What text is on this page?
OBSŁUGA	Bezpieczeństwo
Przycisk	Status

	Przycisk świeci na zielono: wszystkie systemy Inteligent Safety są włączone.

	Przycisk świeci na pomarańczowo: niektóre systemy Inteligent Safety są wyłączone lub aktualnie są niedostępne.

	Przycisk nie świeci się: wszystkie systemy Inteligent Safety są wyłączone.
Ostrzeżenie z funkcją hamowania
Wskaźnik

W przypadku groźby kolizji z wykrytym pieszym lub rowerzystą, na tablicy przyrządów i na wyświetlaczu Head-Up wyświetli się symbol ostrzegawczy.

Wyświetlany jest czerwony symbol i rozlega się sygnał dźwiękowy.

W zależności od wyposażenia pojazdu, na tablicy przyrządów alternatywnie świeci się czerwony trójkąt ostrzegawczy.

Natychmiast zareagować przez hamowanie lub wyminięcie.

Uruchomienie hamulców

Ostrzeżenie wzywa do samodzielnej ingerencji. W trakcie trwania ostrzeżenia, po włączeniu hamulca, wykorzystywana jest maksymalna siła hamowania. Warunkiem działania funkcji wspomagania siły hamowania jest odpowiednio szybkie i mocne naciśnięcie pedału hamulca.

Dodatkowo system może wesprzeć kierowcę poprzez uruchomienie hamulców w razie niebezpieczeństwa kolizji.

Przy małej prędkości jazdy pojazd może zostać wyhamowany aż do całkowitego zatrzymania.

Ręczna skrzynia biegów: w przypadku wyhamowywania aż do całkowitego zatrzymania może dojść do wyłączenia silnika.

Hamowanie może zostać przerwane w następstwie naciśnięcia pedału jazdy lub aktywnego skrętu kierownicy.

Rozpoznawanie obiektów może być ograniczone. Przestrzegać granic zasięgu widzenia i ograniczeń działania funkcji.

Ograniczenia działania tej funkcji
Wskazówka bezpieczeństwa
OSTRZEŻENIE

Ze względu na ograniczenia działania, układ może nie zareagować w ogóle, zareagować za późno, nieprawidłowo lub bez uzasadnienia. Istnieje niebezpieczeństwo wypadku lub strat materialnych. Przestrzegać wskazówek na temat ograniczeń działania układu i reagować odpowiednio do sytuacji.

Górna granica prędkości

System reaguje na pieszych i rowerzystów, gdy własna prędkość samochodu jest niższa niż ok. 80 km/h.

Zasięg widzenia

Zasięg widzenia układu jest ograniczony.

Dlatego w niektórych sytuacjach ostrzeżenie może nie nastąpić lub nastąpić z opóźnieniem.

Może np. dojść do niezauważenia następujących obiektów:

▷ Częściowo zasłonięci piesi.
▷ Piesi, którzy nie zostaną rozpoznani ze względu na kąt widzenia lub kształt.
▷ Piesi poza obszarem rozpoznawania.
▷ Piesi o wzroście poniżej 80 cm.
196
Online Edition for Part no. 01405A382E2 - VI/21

==

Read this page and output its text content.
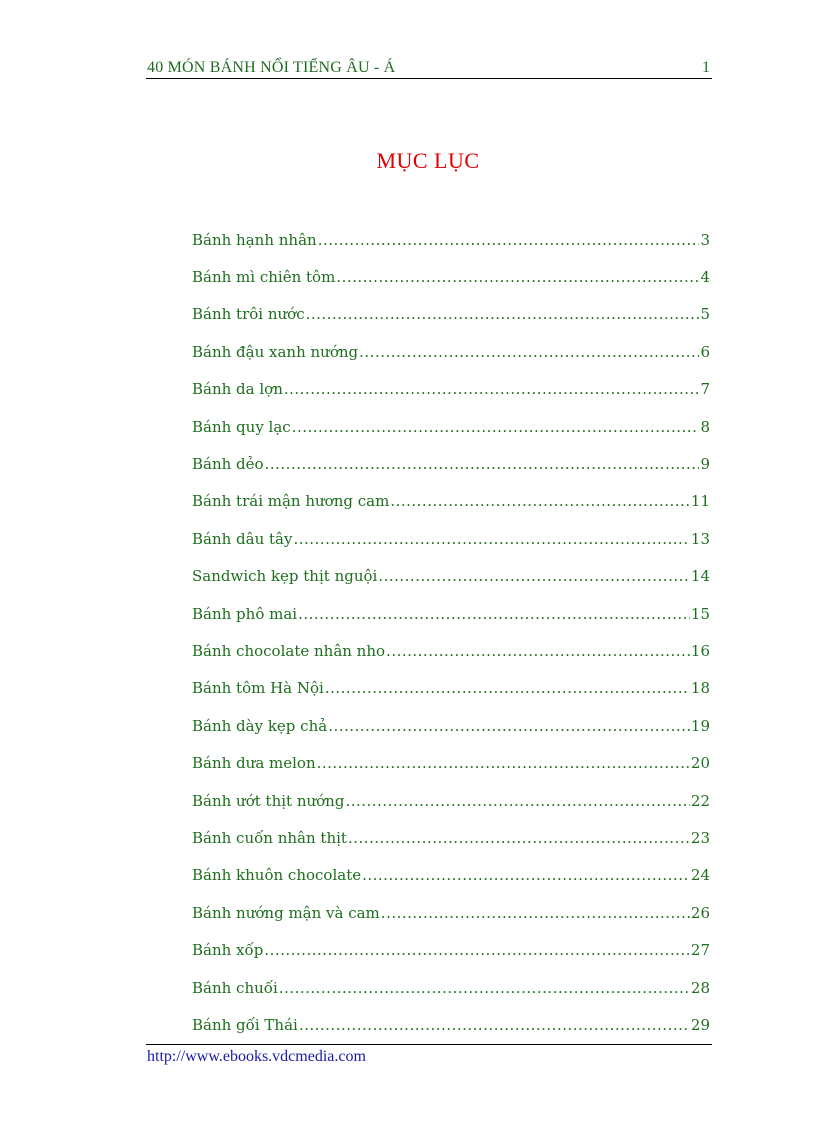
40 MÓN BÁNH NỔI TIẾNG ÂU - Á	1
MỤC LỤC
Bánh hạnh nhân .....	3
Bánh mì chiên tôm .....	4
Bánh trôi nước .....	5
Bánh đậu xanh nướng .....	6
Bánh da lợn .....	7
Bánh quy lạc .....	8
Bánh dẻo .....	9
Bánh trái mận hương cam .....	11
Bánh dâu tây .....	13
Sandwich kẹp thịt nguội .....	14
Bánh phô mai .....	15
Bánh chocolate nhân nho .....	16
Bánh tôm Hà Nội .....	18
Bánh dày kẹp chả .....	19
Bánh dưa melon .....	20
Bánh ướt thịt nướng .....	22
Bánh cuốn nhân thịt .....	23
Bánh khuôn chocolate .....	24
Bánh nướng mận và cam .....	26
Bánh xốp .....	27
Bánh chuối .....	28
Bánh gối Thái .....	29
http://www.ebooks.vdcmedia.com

EXERCISE REQUIREMENTS: Identify and list each line with the word "odpowiednio".

WORKED ANSWER:
Ostrzeżenie wzywa do samodzielnej ingerencji. W trakcie trwania ostrzeżenia, po włączeniu hamulca, wykorzystywana jest maksymalna siła hamowania. Warunkiem działania funkcji wspomagania siły hamowania jest odpowiednio szybkie i mocne naciśnięcie pedału hamulca.
Ze względu na ograniczenia działania, układ może nie zareagować w ogóle, zareagować za późno, nieprawidłowo lub bez uzasadnienia. Istnieje niebezpieczeństwo wypadku lub strat materialnych. Przestrzegać wskazówek na temat ograniczeń działania układu i reagować odpowiednio do sytuacji.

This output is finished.